++++ Given entries ++++

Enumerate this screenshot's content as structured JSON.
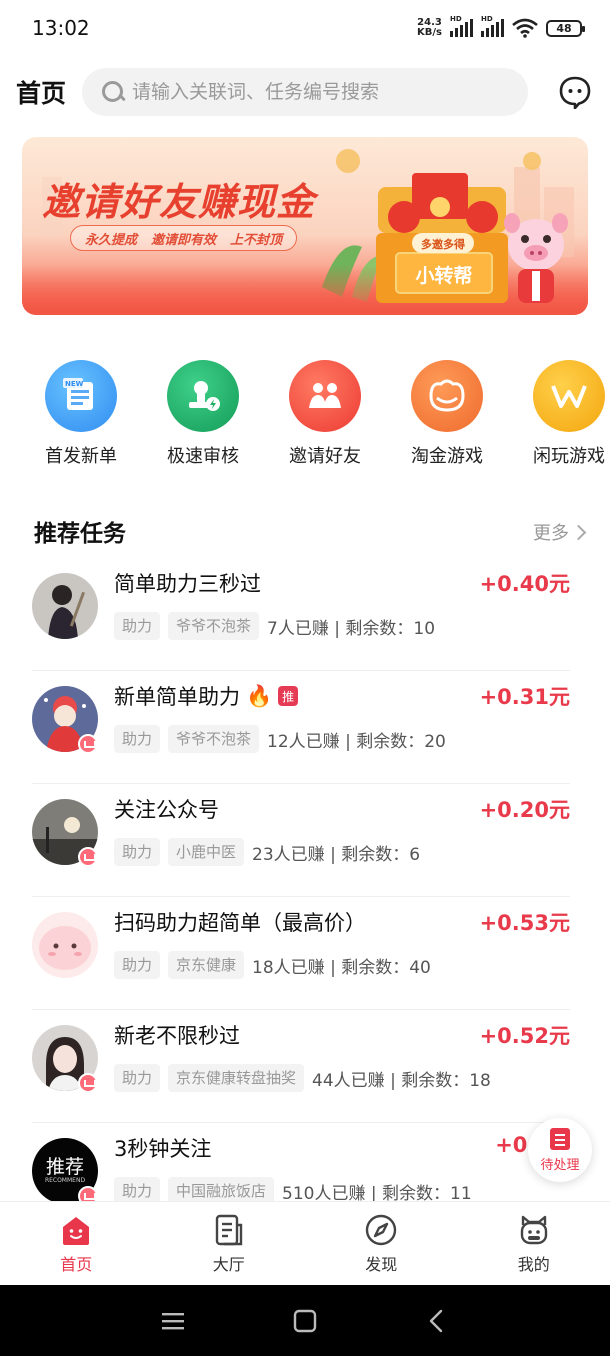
{
  "status": {
    "time": "13:02",
    "net_speed_value": "24.3",
    "net_speed_unit": "KB/s",
    "hd": "HD",
    "battery": "48"
  },
  "header": {
    "title": "首页",
    "search_placeholder": "请输入关联词、任务编号搜索"
  },
  "banner": {
    "headline": "邀请好友赚现金",
    "tags": [
      "永久提成",
      "邀请即有效",
      "上不封顶"
    ],
    "badge": "多邀多得",
    "brand": "小转帮"
  },
  "quick": [
    {
      "label": "首发新单",
      "icon": "new-order-icon",
      "color": "#3d9bf5"
    },
    {
      "label": "极速审核",
      "icon": "fast-review-icon",
      "color": "#1fae68"
    },
    {
      "label": "邀请好友",
      "icon": "invite-friends-icon",
      "color": "#f2503f"
    },
    {
      "label": "淘金游戏",
      "icon": "gold-game-icon",
      "color": "#f4793a"
    },
    {
      "label": "闲玩游戏",
      "icon": "leisure-game-icon",
      "color": "#f8b51e"
    }
  ],
  "section": {
    "title": "推荐任务",
    "more": "更多"
  },
  "tasks": [
    {
      "name": "简单助力三秒过",
      "reward": "+0.40元",
      "chip1": "助力",
      "chip2": "爷爷不泡茶",
      "stats": "7人已赚 | 剩余数：10"
    },
    {
      "name": "新单简单助力",
      "badge": "推",
      "reward": "+0.31元",
      "chip1": "助力",
      "chip2": "爷爷不泡茶",
      "stats": "12人已赚 | 剩余数：20"
    },
    {
      "name": "关注公众号",
      "reward": "+0.20元",
      "chip1": "助力",
      "chip2": "小鹿中医",
      "stats": "23人已赚 | 剩余数：6"
    },
    {
      "name": "扫码助力超简单（最高价）",
      "reward": "+0.53元",
      "chip1": "助力",
      "chip2": "京东健康",
      "stats": "18人已赚 | 剩余数：40"
    },
    {
      "name": "新老不限秒过",
      "reward": "+0.52元",
      "chip1": "助力",
      "chip2": "京东健康转盘抽奖",
      "stats": "44人已赚 | 剩余数：18"
    },
    {
      "name": "3秒钟关注",
      "reward": "+0.3",
      "chip1": "助力",
      "chip2": "中国融旅饭店",
      "stats": "510人已赚 | 剩余数：11",
      "avatar_text": "推荐",
      "avatar_sub": "RECOMMEND"
    }
  ],
  "pending": {
    "label": "待处理"
  },
  "tabs": [
    {
      "label": "首页",
      "icon": "home-icon"
    },
    {
      "label": "大厅",
      "icon": "hall-icon"
    },
    {
      "label": "发现",
      "icon": "compass-icon"
    },
    {
      "label": "我的",
      "icon": "profile-icon"
    }
  ],
  "colors": {
    "accent": "#e8374a",
    "reward": "#e83a4b"
  }
}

++++

* _What the exercise asks_
Where a line in the entries holds "stats", copy that line.

* _Completed exercise_
      "stats": "7人已赚 | 剩余数：10"
      "stats": "12人已赚 | 剩余数：20"
      "stats": "23人已赚 | 剩余数：6"
      "stats": "18人已赚 | 剩余数：40"
      "stats": "44人已赚 | 剩余数：18"
      "stats": "510人已赚 | 剩余数：11",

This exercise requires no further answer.